▶ WHAT IS ASKED:
Exactly reproduce all the records, keeping pictures out of the copy.

▶ Dataset items:
^^^^^^^^^^^^^^^^
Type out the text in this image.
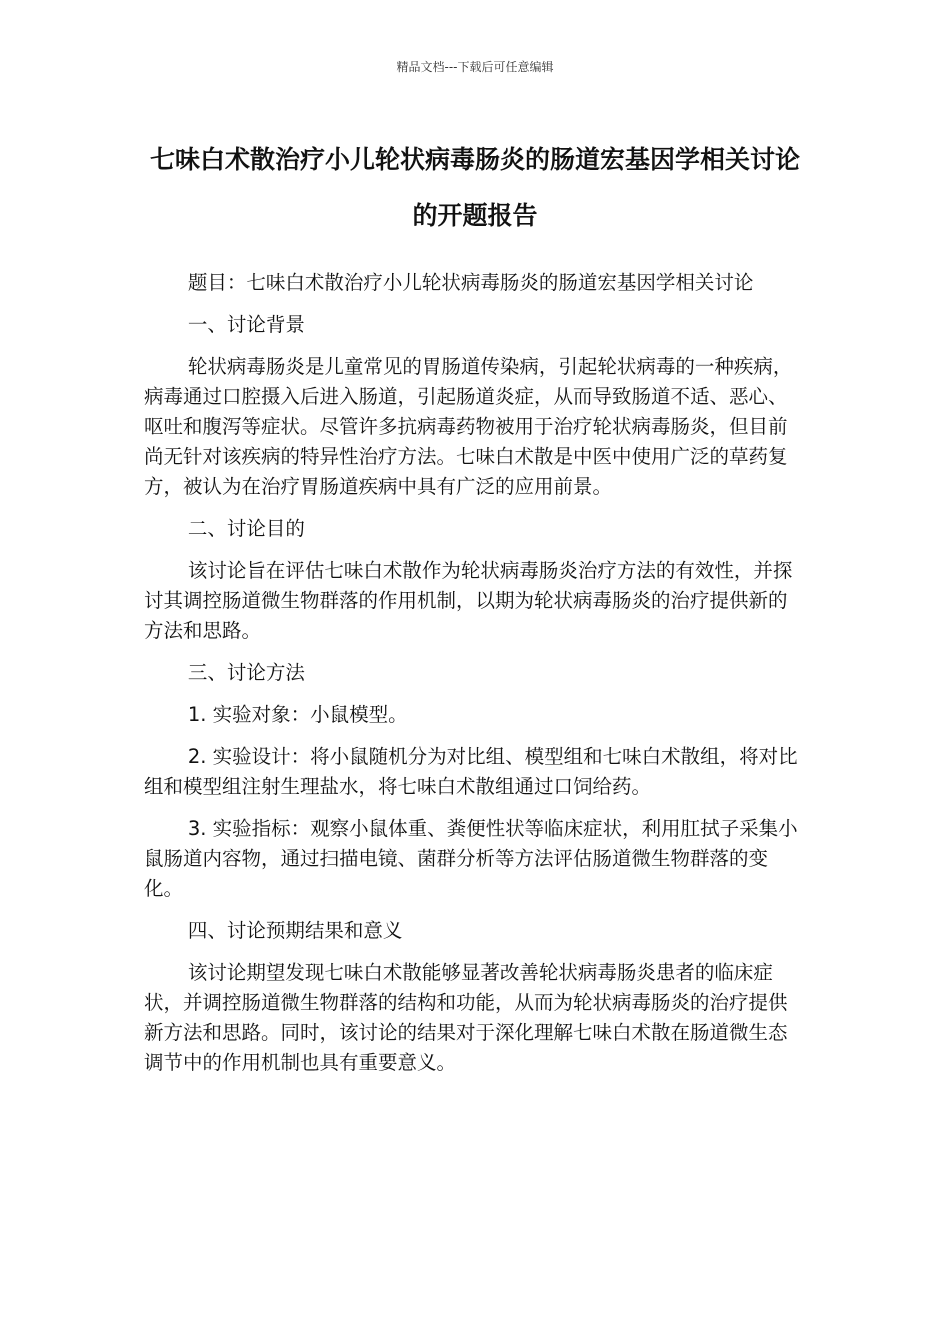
精品文档---下载后可任意编辑
七味白术散治疗小儿轮状病毒肠炎的肠道宏基因学相关讨论的开题报告

题目：七味白术散治疗小儿轮状病毒肠炎的肠道宏基因学相关讨论

一、讨论背景

轮状病毒肠炎是儿童常见的胃肠道传染病，引起轮状病毒的一种疾病，病毒通过口腔摄入后进入肠道，引起肠道炎症，从而导致肠道不适、恶心、呕吐和腹泻等症状。尽管许多抗病毒药物被用于治疗轮状病毒肠炎，但目前尚无针对该疾病的特异性治疗方法。七味白术散是中医中使用广泛的草药复方，被认为在治疗胃肠道疾病中具有广泛的应用前景。

二、讨论目的

该讨论旨在评估七味白术散作为轮状病毒肠炎治疗方法的有效性，并探讨其调控肠道微生物群落的作用机制，以期为轮状病毒肠炎的治疗提供新的方法和思路。

三、讨论方法

1. 实验对象：小鼠模型。

2. 实验设计：将小鼠随机分为对比组、模型组和七味白术散组，将对比组和模型组注射生理盐水，将七味白术散组通过口饲给药。

3. 实验指标：观察小鼠体重、粪便性状等临床症状，利用肛拭子采集小鼠肠道内容物，通过扫描电镜、菌群分析等方法评估肠道微生物群落的变化。

四、讨论预期结果和意义

该讨论期望发现七味白术散能够显著改善轮状病毒肠炎患者的临床症状，并调控肠道微生物群落的结构和功能，从而为轮状病毒肠炎的治疗提供新方法和思路。同时，该讨论的结果对于深化理解七味白术散在肠道微生态调节中的作用机制也具有重要意义。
^^^^^^^^^^^^^^^^
▶ ANSWER TO THE TASK:
Type out the text in this image.
精品文档---下载后可任意编辑
七味白术散治疗小儿轮状病毒肠炎的肠道宏基因学相关讨论的开题报告

题目：七味白术散治疗小儿轮状病毒肠炎的肠道宏基因学相关讨论

一、讨论背景

轮状病毒肠炎是儿童常见的胃肠道传染病，引起轮状病毒的一种疾病，病毒通过口腔摄入后进入肠道，引起肠道炎症，从而导致肠道不适、恶心、呕吐和腹泻等症状。尽管许多抗病毒药物被用于治疗轮状病毒肠炎，但目前尚无针对该疾病的特异性治疗方法。七味白术散是中医中使用广泛的草药复方，被认为在治疗胃肠道疾病中具有广泛的应用前景。

二、讨论目的

该讨论旨在评估七味白术散作为轮状病毒肠炎治疗方法的有效性，并探讨其调控肠道微生物群落的作用机制，以期为轮状病毒肠炎的治疗提供新的方法和思路。

三、讨论方法

1. 实验对象：小鼠模型。

2. 实验设计：将小鼠随机分为对比组、模型组和七味白术散组，将对比组和模型组注射生理盐水，将七味白术散组通过口饲给药。

3. 实验指标：观察小鼠体重、粪便性状等临床症状，利用肛拭子采集小鼠肠道内容物，通过扫描电镜、菌群分析等方法评估肠道微生物群落的变化。

四、讨论预期结果和意义

该讨论期望发现七味白术散能够显著改善轮状病毒肠炎患者的临床症状，并调控肠道微生物群落的结构和功能，从而为轮状病毒肠炎的治疗提供新方法和思路。同时，该讨论的结果对于深化理解七味白术散在肠道微生态调节中的作用机制也具有重要意义。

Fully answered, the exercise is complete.